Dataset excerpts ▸

☆ ☆ ☆ ☆ ☆ ☆ ☆

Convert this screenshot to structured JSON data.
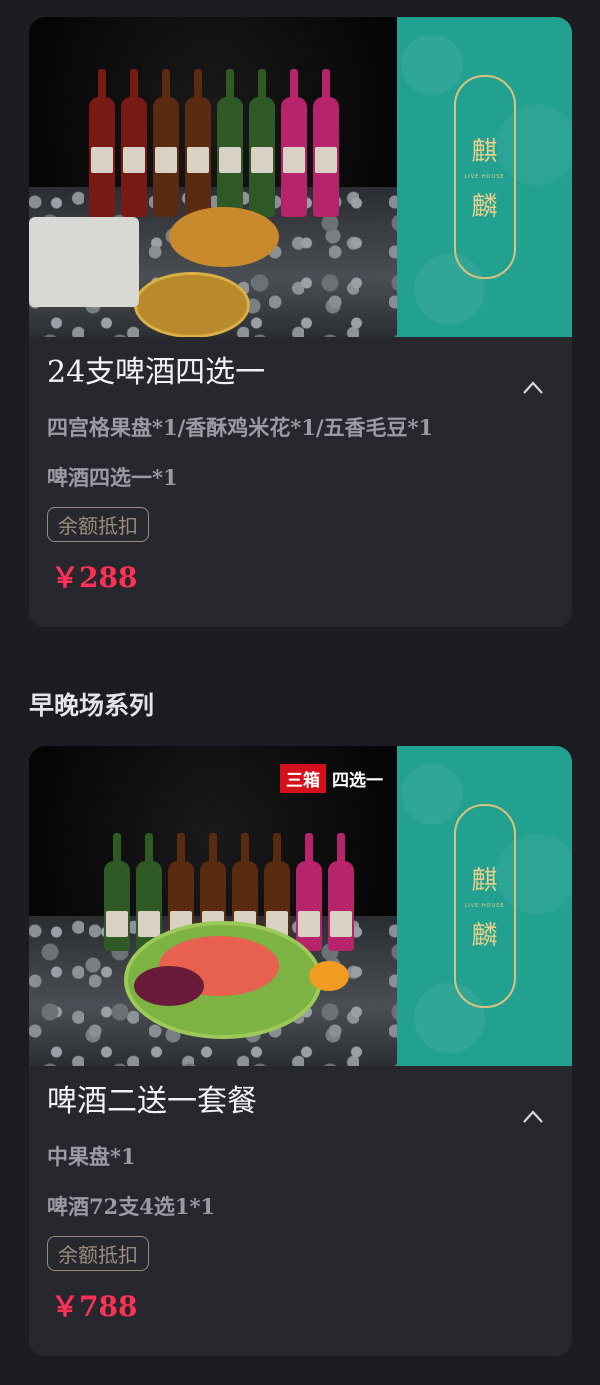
{
  "sections": {
    "early_late_title": "早晚场系列"
  },
  "cards": [
    {
      "title": "24支啤酒四选一",
      "items": [
        "四宫格果盘*1/香酥鸡米花*1/五香毛豆*1",
        "啤酒四选一*1"
      ],
      "tag": "余额抵扣",
      "price": "￥288",
      "brand_chars": [
        "麒",
        "麟"
      ]
    },
    {
      "title": "啤酒二送一套餐",
      "items": [
        "中果盘*1",
        "啤酒72支4选1*1"
      ],
      "tag": "余额抵扣",
      "price": "￥788",
      "badge_red": "三箱",
      "badge_white": "四选一",
      "brand_chars": [
        "麒",
        "麟"
      ]
    }
  ],
  "colors": {
    "background": "#1c1c22",
    "card": "#27272e",
    "price": "#ff3156",
    "brand_panel": "#22a090"
  },
  "icons": {
    "collapse": "chevron-up-icon"
  }
}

☆ ☆ ☆ ☆ ☆ ☆ ☆

SHORT PROBLEM ▸ Reproduce the entries above word for word. Pictures stay out.

REPLY ▸
Convert this screenshot to structured JSON data.
{
  "sections": {
    "early_late_title": "早晚场系列"
  },
  "cards": [
    {
      "title": "24支啤酒四选一",
      "items": [
        "四宫格果盘*1/香酥鸡米花*1/五香毛豆*1",
        "啤酒四选一*1"
      ],
      "tag": "余额抵扣",
      "price": "￥288",
      "brand_chars": [
        "麒",
        "麟"
      ]
    },
    {
      "title": "啤酒二送一套餐",
      "items": [
        "中果盘*1",
        "啤酒72支4选1*1"
      ],
      "tag": "余额抵扣",
      "price": "￥788",
      "badge_red": "三箱",
      "badge_white": "四选一",
      "brand_chars": [
        "麒",
        "麟"
      ]
    }
  ],
  "colors": {
    "background": "#1c1c22",
    "card": "#27272e",
    "price": "#ff3156",
    "brand_panel": "#22a090"
  },
  "icons": {
    "collapse": "chevron-up-icon"
  }
}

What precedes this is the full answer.